*Material provided*.
=======

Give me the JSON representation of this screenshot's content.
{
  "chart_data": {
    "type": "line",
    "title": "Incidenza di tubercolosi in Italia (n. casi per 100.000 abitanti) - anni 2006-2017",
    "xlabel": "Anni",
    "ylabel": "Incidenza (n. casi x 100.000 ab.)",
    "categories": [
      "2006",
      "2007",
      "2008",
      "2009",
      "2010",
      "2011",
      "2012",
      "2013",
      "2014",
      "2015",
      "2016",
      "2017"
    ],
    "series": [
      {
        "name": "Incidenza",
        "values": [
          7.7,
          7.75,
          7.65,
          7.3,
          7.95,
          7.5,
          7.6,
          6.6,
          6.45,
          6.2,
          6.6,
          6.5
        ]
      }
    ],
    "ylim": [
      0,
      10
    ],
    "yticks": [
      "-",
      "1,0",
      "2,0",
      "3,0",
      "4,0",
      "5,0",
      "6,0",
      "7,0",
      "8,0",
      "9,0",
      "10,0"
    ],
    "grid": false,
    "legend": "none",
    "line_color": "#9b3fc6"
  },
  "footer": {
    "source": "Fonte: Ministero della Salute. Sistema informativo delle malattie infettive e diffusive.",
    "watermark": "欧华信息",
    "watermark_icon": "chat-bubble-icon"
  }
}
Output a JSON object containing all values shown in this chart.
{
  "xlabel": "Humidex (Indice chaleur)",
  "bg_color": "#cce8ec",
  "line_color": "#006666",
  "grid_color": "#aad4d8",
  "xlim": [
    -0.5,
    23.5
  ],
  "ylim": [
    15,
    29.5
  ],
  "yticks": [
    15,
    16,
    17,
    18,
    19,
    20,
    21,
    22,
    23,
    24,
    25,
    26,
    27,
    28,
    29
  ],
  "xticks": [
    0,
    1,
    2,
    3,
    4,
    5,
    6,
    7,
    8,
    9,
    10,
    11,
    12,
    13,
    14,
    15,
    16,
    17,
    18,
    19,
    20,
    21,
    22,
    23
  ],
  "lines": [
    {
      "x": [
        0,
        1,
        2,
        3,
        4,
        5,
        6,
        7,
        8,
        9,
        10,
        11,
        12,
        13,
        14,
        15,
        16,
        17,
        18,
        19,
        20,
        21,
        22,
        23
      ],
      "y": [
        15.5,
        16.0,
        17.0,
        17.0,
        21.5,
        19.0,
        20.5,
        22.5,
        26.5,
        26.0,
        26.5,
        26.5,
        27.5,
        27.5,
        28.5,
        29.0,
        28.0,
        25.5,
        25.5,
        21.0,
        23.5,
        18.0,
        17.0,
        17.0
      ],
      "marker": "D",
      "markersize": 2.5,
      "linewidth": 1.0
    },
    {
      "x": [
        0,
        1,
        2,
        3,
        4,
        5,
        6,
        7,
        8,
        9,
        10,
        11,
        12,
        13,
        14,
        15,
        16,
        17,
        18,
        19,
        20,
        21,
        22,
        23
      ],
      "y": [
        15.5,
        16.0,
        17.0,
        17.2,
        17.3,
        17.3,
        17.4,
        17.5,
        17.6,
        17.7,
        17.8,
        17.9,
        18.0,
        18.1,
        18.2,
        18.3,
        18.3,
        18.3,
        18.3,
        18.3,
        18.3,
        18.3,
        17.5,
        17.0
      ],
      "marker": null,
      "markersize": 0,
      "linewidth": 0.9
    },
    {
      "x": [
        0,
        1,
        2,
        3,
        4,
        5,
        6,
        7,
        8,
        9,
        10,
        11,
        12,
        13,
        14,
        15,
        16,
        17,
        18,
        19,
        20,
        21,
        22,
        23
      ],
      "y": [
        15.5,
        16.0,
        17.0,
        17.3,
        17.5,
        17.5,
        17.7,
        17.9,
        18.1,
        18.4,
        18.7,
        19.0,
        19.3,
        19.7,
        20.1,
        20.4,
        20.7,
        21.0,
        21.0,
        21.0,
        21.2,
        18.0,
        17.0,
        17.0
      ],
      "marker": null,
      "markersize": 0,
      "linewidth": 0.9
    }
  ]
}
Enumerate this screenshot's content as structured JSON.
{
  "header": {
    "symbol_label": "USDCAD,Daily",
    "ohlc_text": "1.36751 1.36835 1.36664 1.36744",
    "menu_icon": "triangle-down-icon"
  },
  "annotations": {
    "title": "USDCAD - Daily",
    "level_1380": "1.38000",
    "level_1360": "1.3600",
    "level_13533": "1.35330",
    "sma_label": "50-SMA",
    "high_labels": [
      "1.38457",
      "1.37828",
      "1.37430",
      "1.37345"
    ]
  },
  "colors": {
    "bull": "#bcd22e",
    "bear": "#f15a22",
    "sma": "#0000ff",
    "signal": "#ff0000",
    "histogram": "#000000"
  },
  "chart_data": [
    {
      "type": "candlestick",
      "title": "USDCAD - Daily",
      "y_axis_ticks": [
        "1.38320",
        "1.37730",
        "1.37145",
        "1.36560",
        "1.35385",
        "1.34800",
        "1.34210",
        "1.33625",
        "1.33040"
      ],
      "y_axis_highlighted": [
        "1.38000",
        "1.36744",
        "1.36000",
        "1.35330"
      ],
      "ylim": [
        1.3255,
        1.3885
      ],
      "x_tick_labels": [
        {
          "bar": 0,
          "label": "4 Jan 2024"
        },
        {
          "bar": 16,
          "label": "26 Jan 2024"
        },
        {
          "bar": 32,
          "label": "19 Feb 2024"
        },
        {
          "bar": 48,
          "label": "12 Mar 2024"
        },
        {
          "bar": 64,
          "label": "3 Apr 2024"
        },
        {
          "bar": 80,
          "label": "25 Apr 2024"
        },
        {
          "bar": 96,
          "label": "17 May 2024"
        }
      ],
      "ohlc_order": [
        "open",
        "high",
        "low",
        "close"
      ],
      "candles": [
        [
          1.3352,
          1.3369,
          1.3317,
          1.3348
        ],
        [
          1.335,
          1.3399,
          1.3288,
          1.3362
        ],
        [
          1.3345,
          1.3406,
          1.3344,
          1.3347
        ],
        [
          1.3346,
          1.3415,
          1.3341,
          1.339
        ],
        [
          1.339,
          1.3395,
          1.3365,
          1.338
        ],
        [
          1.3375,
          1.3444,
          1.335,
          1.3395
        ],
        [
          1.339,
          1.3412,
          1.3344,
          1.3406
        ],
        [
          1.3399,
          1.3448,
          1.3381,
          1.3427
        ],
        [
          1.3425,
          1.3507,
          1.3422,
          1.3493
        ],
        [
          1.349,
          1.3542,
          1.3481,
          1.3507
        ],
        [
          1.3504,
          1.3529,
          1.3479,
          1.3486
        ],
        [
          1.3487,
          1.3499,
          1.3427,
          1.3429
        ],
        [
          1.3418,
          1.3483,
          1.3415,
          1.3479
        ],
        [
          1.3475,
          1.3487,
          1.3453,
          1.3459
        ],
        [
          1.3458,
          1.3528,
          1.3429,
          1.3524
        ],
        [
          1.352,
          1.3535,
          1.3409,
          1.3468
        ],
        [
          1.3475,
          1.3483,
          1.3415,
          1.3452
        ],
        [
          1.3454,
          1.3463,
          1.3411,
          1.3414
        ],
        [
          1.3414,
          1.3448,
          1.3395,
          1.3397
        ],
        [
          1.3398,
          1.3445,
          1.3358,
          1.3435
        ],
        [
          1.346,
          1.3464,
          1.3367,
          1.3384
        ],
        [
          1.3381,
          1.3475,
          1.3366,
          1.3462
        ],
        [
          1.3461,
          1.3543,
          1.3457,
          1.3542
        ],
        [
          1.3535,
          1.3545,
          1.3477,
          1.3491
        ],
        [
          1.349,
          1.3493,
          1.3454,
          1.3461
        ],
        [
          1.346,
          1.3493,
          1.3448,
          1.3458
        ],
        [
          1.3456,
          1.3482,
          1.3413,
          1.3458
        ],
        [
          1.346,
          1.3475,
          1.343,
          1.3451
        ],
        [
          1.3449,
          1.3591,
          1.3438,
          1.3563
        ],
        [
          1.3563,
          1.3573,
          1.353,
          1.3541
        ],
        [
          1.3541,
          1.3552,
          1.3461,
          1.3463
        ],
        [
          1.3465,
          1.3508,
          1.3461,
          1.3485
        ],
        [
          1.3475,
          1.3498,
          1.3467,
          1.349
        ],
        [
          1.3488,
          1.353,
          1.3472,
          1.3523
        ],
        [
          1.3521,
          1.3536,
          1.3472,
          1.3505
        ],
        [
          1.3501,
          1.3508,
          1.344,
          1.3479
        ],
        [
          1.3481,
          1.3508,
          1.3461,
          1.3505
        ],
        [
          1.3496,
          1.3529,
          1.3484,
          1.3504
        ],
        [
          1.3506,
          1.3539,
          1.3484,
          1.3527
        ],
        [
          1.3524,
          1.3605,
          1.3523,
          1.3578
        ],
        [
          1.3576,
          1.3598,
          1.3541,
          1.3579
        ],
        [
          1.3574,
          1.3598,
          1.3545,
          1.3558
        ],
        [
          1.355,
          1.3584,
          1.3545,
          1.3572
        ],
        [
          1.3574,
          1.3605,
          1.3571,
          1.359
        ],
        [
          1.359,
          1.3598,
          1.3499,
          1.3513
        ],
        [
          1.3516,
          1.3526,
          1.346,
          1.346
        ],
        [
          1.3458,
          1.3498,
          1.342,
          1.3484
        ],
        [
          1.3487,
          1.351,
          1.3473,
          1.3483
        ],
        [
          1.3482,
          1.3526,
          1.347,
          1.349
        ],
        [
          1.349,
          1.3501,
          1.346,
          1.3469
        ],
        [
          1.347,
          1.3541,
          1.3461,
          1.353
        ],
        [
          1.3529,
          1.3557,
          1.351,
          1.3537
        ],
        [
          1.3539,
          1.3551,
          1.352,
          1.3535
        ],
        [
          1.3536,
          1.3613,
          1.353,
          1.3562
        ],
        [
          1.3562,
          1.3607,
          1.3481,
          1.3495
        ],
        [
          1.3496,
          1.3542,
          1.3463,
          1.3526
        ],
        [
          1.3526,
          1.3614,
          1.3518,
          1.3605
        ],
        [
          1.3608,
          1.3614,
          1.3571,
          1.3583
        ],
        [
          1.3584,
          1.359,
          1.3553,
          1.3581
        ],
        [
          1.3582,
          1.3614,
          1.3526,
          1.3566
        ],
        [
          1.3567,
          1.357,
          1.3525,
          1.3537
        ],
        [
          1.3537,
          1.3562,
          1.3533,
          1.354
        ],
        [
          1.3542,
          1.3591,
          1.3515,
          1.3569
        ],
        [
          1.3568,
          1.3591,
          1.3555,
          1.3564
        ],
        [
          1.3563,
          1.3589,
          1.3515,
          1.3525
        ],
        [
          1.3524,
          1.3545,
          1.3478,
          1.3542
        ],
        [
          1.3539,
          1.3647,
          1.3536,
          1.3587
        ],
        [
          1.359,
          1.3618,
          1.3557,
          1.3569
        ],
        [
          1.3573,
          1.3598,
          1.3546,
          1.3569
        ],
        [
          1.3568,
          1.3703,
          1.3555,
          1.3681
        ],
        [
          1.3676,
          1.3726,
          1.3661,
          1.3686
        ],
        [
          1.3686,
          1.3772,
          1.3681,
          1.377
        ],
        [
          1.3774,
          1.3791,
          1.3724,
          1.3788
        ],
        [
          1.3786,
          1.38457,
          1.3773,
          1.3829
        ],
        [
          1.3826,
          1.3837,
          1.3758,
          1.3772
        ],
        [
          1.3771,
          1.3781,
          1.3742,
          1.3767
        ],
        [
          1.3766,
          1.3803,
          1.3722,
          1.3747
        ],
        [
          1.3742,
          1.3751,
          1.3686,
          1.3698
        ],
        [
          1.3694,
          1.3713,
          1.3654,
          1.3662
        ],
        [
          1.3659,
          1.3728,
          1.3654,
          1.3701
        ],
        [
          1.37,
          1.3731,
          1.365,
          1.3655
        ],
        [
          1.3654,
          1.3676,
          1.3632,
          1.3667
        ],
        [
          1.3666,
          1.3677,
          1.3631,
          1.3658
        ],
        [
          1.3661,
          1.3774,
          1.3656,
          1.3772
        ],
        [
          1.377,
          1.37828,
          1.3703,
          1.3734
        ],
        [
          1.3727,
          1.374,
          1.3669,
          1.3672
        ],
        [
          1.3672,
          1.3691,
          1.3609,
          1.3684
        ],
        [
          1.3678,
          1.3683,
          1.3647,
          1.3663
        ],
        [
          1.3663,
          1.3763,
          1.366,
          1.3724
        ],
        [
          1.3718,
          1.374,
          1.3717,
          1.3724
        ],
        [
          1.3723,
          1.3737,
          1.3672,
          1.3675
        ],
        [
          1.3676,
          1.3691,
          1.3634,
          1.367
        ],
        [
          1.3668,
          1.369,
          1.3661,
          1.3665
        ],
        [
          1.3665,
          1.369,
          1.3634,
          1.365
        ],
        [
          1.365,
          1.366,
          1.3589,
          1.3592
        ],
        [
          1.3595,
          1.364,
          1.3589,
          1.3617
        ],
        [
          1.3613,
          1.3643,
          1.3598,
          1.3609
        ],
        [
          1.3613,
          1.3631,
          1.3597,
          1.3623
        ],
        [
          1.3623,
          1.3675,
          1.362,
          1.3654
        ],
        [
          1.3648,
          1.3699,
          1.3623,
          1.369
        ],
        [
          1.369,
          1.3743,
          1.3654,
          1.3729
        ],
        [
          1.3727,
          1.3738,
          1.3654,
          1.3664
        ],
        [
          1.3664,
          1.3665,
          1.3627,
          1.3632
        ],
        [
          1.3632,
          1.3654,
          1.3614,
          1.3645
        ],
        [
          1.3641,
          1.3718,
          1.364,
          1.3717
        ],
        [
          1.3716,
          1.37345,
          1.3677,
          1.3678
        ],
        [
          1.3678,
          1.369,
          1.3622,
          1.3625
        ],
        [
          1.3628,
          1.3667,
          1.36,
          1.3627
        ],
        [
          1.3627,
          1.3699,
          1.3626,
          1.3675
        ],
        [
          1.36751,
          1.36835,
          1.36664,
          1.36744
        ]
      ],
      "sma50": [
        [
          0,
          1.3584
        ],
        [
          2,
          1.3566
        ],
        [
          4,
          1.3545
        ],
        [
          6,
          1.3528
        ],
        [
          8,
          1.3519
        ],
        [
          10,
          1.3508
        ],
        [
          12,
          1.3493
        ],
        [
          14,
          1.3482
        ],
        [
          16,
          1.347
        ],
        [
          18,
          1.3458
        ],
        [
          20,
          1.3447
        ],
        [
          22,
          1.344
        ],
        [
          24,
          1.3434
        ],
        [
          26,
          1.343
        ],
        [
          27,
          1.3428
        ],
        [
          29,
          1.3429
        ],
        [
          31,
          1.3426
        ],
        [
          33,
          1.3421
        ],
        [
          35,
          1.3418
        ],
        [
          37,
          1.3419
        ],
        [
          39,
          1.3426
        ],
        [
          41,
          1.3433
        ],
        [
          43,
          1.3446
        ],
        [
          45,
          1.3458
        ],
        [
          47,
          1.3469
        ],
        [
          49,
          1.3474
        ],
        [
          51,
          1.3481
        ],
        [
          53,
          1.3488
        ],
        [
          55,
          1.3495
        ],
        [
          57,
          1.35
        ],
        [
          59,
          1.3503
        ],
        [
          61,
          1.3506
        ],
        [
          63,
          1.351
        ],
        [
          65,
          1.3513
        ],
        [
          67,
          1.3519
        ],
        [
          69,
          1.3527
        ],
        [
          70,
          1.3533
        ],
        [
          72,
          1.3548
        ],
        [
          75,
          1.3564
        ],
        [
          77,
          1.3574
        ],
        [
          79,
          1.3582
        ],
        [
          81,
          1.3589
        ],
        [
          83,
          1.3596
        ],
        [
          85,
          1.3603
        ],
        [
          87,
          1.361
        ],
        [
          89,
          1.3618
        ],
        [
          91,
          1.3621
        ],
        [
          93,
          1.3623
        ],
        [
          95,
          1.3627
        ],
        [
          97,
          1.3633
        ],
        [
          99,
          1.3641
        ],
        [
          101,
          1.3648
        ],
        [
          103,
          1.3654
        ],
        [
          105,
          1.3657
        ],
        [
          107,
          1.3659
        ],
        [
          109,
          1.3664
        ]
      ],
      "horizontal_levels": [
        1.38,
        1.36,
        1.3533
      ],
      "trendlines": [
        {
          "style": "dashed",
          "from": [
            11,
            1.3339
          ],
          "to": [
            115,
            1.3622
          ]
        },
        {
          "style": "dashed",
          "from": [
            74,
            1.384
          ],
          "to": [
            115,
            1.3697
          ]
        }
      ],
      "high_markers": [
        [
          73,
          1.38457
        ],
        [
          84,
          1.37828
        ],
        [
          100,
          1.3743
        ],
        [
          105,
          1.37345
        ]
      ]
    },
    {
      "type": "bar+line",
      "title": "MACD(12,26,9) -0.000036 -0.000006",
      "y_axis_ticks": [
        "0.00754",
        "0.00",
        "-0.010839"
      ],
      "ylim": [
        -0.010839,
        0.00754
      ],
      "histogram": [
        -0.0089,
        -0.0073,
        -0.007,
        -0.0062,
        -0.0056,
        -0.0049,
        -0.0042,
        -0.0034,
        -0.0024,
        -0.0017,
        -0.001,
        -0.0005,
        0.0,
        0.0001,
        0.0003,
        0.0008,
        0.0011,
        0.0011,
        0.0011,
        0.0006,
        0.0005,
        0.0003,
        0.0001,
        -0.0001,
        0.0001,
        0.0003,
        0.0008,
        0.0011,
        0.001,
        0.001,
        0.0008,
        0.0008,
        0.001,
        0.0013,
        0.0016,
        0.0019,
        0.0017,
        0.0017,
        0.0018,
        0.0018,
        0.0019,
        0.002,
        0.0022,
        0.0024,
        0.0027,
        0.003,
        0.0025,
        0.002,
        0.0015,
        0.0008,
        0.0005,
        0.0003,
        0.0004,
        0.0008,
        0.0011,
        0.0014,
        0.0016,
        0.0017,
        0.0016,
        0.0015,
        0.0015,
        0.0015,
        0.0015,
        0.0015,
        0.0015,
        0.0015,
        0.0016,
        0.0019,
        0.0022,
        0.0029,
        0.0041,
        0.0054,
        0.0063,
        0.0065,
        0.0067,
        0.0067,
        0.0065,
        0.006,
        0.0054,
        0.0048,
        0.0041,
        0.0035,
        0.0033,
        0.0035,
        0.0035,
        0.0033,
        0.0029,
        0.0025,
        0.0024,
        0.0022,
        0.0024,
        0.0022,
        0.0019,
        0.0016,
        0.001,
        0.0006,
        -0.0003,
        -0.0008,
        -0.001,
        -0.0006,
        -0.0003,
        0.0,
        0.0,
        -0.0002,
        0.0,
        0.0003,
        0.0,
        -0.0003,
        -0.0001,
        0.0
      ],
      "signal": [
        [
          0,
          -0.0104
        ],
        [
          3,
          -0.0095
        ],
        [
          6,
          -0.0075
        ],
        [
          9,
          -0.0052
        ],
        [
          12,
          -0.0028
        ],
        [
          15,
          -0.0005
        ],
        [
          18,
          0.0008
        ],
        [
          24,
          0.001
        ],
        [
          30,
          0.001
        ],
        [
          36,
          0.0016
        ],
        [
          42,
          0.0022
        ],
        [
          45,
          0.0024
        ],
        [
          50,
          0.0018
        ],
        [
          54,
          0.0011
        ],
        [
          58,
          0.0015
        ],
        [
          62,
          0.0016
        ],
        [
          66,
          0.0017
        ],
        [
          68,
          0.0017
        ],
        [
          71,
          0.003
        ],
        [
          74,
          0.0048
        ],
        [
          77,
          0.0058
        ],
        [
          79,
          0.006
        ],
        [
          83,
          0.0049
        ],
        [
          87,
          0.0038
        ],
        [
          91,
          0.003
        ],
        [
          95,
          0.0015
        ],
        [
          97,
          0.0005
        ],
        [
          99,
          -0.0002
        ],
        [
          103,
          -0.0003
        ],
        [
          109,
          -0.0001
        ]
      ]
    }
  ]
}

=======

*What is asked*.
From the entries above, pull out each line that includes "this".

*Task output*.
Give me the JSON representation of this screenshot's content.
Output a JSON object containing all values shown in this chart.
Enumerate this screenshot's content as structured JSON.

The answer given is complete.